Images must not appear in your copy; reproduce every other part of the records exactly.

(A run of records)
---+---
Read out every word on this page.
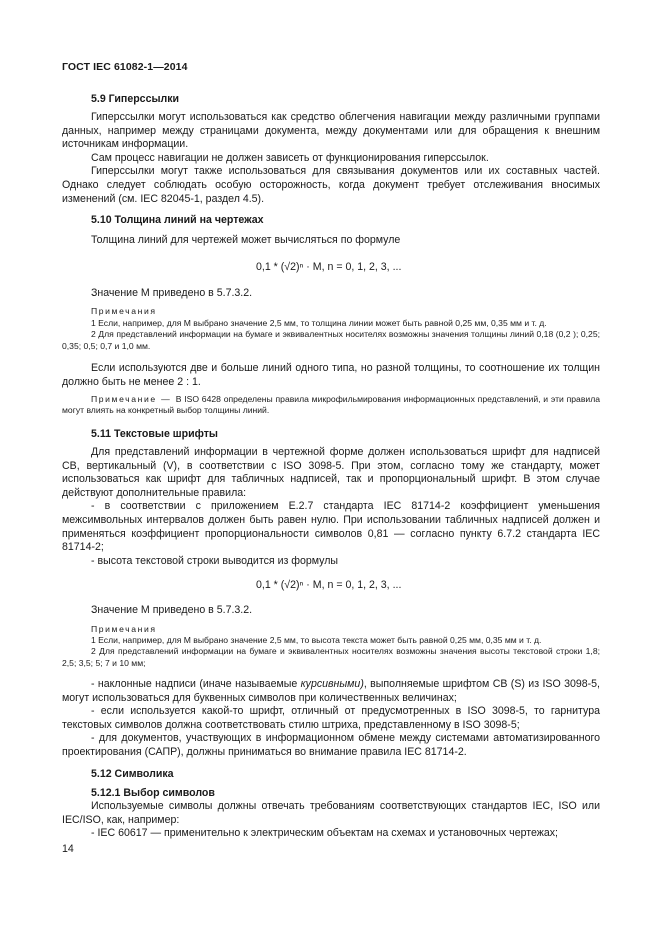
ГОСТ IEC 61082-1—2014
5.9 Гиперссылки

Гиперссылки могут использоваться как средство облегчения навигации между различными группами данных, например между страницами документа, между документами или для обращения к внешним источникам информации.

Сам процесс навигации не должен зависеть от функционирования гиперссылок.

Гиперссылки могут также использоваться для связывания документов или их составных частей. Однако следует соблюдать особую осторожность, когда документ требует отслеживания вносимых изменений (см. IEC 82045-1, раздел 4.5).

5.10 Толщина линий на чертежах
Толщина линий для чертежей может вычисляться по формуле
0,1 * (√2)ⁿ · M, n = 0, 1, 2, 3, ...
Значение M приведено в 5.7.3.2.
Примечания

1 Если, например, для M выбрано значение 2,5 мм, то толщина линии может быть равной 0,25 мм, 0,35 мм и т. д.

2 Для представлений информации на бумаге и эквивалентных носителях возможны значения толщины линий 0,18 (0,2 ); 0,25; 0,35; 0,5; 0,7 и 1,0 мм.

Если используются две и больше линий одного типа, но разной толщины, то соотношение их толщин должно быть не менее 2 : 1.
Примечание — В ISO 6428 определены правила микрофильмирования информационных представлений, и эти правила могут влиять на конкретный выбор толщины линий.
5.11 Текстовые шрифты

Для представлений информации в чертежной форме должен использоваться шрифт для надписей CB, вертикальный (V), в соответствии с ISO 3098-5. При этом, согласно тому же стандарту, может использоваться как шрифт для табличных надписей, так и пропорциональный шрифт. В этом случае действуют дополнительные правила:

- в соответствии с приложением E.2.7 стандарта IEC 81714-2 коэффициент уменьшения межсимвольных интервалов должен быть равен нулю. При использовании табличных надписей должен и применяться коэффициент пропорциональности символов 0,81 — согласно пункту 6.7.2 стандарта IEC 81714-2;

- высота текстовой строки выводится из формулы

0,1 * (√2)ⁿ · M, n = 0, 1, 2, 3, ...
Значение M приведено в 5.7.3.2.
Примечания

1 Если, например, для M выбрано значение 2,5 мм, то высота текста может быть равной 0,25 мм, 0,35 мм и т. д.

2 Для представлений информации на бумаге и эквивалентных носителях возможны значения высоты текстовой строки 1,8; 2,5; 3,5; 5; 7 и 10 мм;

- наклонные надписи (иначе называемые курсивными), выполняемые шрифтом CB (S) из ISO 3098-5, могут использоваться для буквенных символов при количественных величинах;

- eсли используется какой-то шрифт, отличный от предусмотренных в ISO 3098-5, то гарнитура текстовых символов должна соответствовать стилю штриха, представленному в ISO 3098-5;

- для документов, участвующих в информационном обмене между системами автоматизированного проектирования (САПР), должны приниматься во внимание правила IEC 81714-2.

5.12 Символика
5.12.1 Выбор символов

Используемые символы должны отвечать требованиям соответствующих стандартов IEC, ISO или IEC/ISO, как, например:

- IEC 60617 — применительно к электрическим объектам на схемах и установочных чертежах;

14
---+---
**TASK ANSWER:**
Read out every word on this page.
ГОСТ IEC 61082-1—2014
5.9 Гиперссылки

Гиперссылки могут использоваться как средство облегчения навигации между различными группами данных, например между страницами документа, между документами или для обращения к внешним источникам информации.

Сам процесс навигации не должен зависеть от функционирования гиперссылок.

Гиперссылки могут также использоваться для связывания документов или их составных частей. Однако следует соблюдать особую осторожность, когда документ требует отслеживания вносимых изменений (см. IEC 82045-1, раздел 4.5).

5.10 Толщина линий на чертежах
Толщина линий для чертежей может вычисляться по формуле
0,1 * (√2)ⁿ · M, n = 0, 1, 2, 3, ...
Значение M приведено в 5.7.3.2.
Примечания

1 Если, например, для M выбрано значение 2,5 мм, то толщина линии может быть равной 0,25 мм, 0,35 мм и т. д.

2 Для представлений информации на бумаге и эквивалентных носителях возможны значения толщины линий 0,18 (0,2 ); 0,25; 0,35; 0,5; 0,7 и 1,0 мм.

Если используются две и больше линий одного типа, но разной толщины, то соотношение их толщин должно быть не менее 2 : 1.
Примечание — В ISO 6428 определены правила микрофильмирования информационных представлений, и эти правила могут влиять на конкретный выбор толщины линий.
5.11 Текстовые шрифты

Для представлений информации в чертежной форме должен использоваться шрифт для надписей CB, вертикальный (V), в соответствии с ISO 3098-5. При этом, согласно тому же стандарту, может использоваться как шрифт для табличных надписей, так и пропорциональный шрифт. В этом случае действуют дополнительные правила:

- в соответствии с приложением E.2.7 стандарта IEC 81714-2 коэффициент уменьшения межсимвольных интервалов должен быть равен нулю. При использовании табличных надписей должен и применяться коэффициент пропорциональности символов 0,81 — согласно пункту 6.7.2 стандарта IEC 81714-2;

- высота текстовой строки выводится из формулы

0,1 * (√2)ⁿ · M, n = 0, 1, 2, 3, ...
Значение M приведено в 5.7.3.2.
Примечания

1 Если, например, для M выбрано значение 2,5 мм, то высота текста может быть равной 0,25 мм, 0,35 мм и т. д.

2 Для представлений информации на бумаге и эквивалентных носителях возможны значения высоты текстовой строки 1,8; 2,5; 3,5; 5; 7 и 10 мм;

- наклонные надписи (иначе называемые курсивными), выполняемые шрифтом CB (S) из ISO 3098-5, могут использоваться для буквенных символов при количественных величинах;

- eсли используется какой-то шрифт, отличный от предусмотренных в ISO 3098-5, то гарнитура текстовых символов должна соответствовать стилю штриха, представленному в ISO 3098-5;

- для документов, участвующих в информационном обмене между системами автоматизированного проектирования (САПР), должны приниматься во внимание правила IEC 81714-2.

5.12 Символика
5.12.1 Выбор символов

Используемые символы должны отвечать требованиям соответствующих стандартов IEC, ISO или IEC/ISO, как, например:

- IEC 60617 — применительно к электрическим объектам на схемах и установочных чертежах;

14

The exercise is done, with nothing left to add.